What is asked: Give the entries again, word for word.

Source data:
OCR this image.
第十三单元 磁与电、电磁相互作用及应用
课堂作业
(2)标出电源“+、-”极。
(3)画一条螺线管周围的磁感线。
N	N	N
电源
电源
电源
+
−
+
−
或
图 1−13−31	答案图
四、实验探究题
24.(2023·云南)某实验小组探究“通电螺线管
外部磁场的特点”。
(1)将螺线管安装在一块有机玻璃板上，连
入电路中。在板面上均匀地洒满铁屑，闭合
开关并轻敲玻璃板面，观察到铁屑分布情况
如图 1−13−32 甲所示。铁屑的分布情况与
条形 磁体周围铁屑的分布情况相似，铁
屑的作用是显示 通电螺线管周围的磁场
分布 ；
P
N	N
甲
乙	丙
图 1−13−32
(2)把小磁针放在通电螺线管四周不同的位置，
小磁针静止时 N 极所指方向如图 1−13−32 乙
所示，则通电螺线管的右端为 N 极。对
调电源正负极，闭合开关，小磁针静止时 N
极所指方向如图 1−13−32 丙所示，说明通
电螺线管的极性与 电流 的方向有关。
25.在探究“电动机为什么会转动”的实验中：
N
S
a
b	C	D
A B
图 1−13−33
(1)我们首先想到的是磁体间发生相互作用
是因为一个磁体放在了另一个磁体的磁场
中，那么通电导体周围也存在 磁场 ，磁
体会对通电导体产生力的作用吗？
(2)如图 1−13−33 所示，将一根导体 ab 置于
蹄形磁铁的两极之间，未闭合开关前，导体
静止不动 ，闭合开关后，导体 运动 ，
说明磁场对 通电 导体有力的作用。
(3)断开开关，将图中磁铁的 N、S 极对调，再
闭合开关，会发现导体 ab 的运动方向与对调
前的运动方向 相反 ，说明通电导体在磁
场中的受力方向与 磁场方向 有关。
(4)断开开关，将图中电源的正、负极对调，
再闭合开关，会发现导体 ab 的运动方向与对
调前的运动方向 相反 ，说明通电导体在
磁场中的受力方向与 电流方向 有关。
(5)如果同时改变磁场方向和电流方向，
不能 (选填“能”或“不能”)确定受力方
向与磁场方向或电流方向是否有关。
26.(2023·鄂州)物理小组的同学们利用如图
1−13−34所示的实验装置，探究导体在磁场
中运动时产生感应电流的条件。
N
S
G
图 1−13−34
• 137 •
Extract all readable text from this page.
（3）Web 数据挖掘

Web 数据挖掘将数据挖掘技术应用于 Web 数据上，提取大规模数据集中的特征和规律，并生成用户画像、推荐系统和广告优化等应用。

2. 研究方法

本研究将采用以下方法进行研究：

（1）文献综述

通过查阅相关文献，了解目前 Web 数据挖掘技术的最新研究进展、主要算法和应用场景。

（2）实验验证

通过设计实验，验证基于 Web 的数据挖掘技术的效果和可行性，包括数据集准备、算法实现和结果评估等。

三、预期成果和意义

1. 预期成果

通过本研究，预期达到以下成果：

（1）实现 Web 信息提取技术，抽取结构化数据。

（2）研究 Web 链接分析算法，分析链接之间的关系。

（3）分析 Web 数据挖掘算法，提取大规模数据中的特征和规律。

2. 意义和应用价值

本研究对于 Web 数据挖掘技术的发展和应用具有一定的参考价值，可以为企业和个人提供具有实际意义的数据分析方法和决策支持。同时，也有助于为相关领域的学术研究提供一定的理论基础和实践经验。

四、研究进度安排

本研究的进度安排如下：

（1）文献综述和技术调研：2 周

Output below:
OCR this image.
第十三单元 磁与电、电磁相互作用及应用
课堂作业
(2)标出电源“+、-”极。
(3)画一条螺线管周围的磁感线。
N	N	N
电源
电源
电源
+
−
+
−
或
图 1−13−31	答案图
四、实验探究题
24.(2023·云南)某实验小组探究“通电螺线管
外部磁场的特点”。
(1)将螺线管安装在一块有机玻璃板上，连
入电路中。在板面上均匀地洒满铁屑，闭合
开关并轻敲玻璃板面，观察到铁屑分布情况
如图 1−13−32 甲所示。铁屑的分布情况与
条形 磁体周围铁屑的分布情况相似，铁
屑的作用是显示 通电螺线管周围的磁场
分布 ；
P
N	N
甲
乙	丙
图 1−13−32
(2)把小磁针放在通电螺线管四周不同的位置，
小磁针静止时 N 极所指方向如图 1−13−32 乙
所示，则通电螺线管的右端为 N 极。对
调电源正负极，闭合开关，小磁针静止时 N
极所指方向如图 1−13−32 丙所示，说明通
电螺线管的极性与 电流 的方向有关。
25.在探究“电动机为什么会转动”的实验中：
N
S
a
b	C	D
A B
图 1−13−33
(1)我们首先想到的是磁体间发生相互作用
是因为一个磁体放在了另一个磁体的磁场
中，那么通电导体周围也存在 磁场 ，磁
体会对通电导体产生力的作用吗？
(2)如图 1−13−33 所示，将一根导体 ab 置于
蹄形磁铁的两极之间，未闭合开关前，导体
静止不动 ，闭合开关后，导体 运动 ，
说明磁场对 通电 导体有力的作用。
(3)断开开关，将图中磁铁的 N、S 极对调，再
闭合开关，会发现导体 ab 的运动方向与对调
前的运动方向 相反 ，说明通电导体在磁
场中的受力方向与 磁场方向 有关。
(4)断开开关，将图中电源的正、负极对调，
再闭合开关，会发现导体 ab 的运动方向与对
调前的运动方向 相反 ，说明通电导体在
磁场中的受力方向与 电流方向 有关。
(5)如果同时改变磁场方向和电流方向，
不能 (选填“能”或“不能”)确定受力方
向与磁场方向或电流方向是否有关。
26.(2023·鄂州)物理小组的同学们利用如图
1−13−34所示的实验装置，探究导体在磁场
中运动时产生感应电流的条件。
N
S
G
图 1−13−34
• 137 •
Extract all readable text from this page.
（3）Web 数据挖掘

Web 数据挖掘将数据挖掘技术应用于 Web 数据上，提取大规模数据集中的特征和规律，并生成用户画像、推荐系统和广告优化等应用。

2. 研究方法

本研究将采用以下方法进行研究：

（1）文献综述

通过查阅相关文献，了解目前 Web 数据挖掘技术的最新研究进展、主要算法和应用场景。

（2）实验验证

通过设计实验，验证基于 Web 的数据挖掘技术的效果和可行性，包括数据集准备、算法实现和结果评估等。

三、预期成果和意义

1. 预期成果

通过本研究，预期达到以下成果：

（1）实现 Web 信息提取技术，抽取结构化数据。

（2）研究 Web 链接分析算法，分析链接之间的关系。

（3）分析 Web 数据挖掘算法，提取大规模数据中的特征和规律。

2. 意义和应用价值

本研究对于 Web 数据挖掘技术的发展和应用具有一定的参考价值，可以为企业和个人提供具有实际意义的数据分析方法和决策支持。同时，也有助于为相关领域的学术研究提供一定的理论基础和实践经验。

四、研究进度安排

本研究的进度安排如下：

（1）文献综述和技术调研：2 周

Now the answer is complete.